### WHAT TO DO:
Look through the lines of the material and count those containing "植入式左心室辅助系统设备获批上市". Give that count alone.

(Stored data)
◇ ◇ ◇ ◇ ◇ ◇ ◇
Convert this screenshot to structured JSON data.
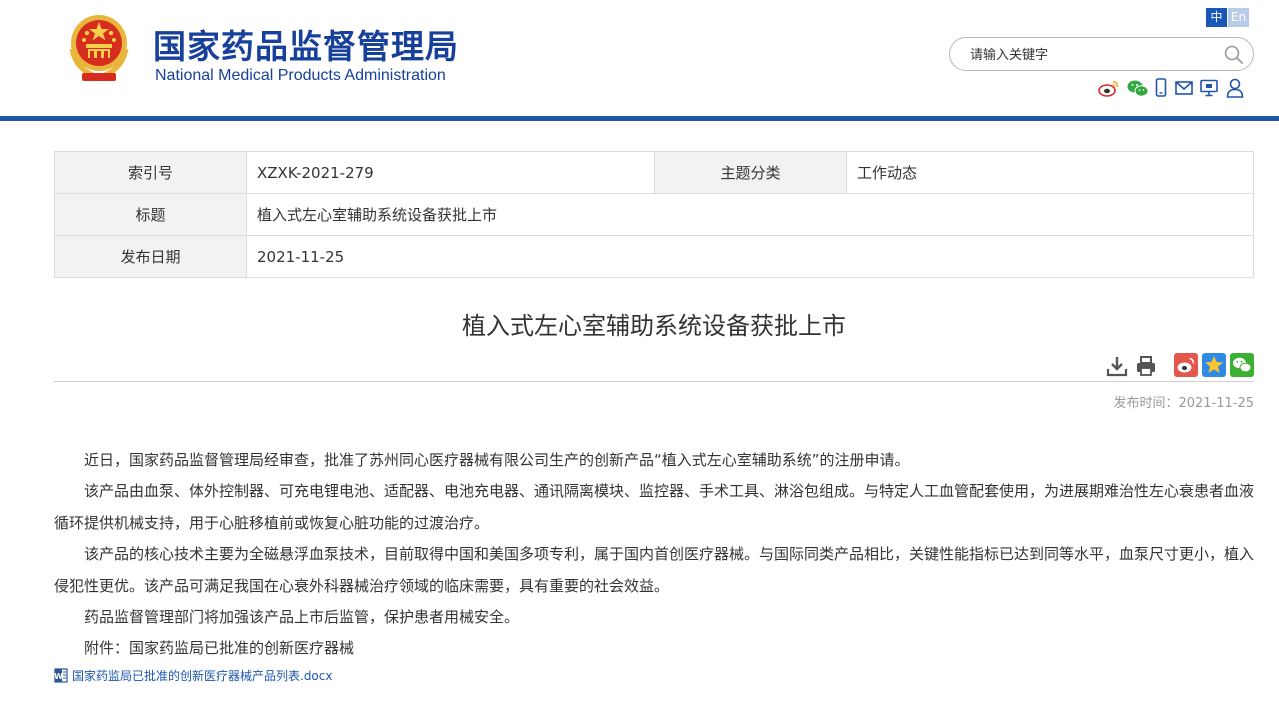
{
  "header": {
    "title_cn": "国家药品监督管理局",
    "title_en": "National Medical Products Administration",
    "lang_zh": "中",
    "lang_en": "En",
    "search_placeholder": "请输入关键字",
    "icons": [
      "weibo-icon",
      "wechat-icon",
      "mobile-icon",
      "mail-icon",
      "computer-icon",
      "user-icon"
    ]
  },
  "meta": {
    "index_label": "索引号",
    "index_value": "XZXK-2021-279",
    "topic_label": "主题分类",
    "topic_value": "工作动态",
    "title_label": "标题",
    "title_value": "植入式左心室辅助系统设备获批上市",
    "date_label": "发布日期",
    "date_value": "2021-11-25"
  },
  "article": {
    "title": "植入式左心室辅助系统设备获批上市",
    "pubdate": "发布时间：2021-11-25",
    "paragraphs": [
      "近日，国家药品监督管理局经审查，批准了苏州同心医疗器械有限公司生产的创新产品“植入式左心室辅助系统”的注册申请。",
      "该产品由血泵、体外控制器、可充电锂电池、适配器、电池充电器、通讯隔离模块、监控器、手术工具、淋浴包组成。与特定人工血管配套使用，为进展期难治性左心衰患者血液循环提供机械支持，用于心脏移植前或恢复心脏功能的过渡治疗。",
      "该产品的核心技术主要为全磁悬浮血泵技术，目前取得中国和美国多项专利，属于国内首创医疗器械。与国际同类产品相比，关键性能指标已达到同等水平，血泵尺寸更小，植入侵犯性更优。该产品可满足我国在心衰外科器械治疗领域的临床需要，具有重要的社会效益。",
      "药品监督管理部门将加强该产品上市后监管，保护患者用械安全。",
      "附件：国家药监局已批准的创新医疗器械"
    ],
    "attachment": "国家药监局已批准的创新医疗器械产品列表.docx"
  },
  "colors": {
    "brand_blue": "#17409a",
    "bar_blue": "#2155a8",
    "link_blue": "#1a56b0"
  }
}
◇ ◇ ◇ ◇ ◇ ◇ ◇
### RESPONSE BELOW:
2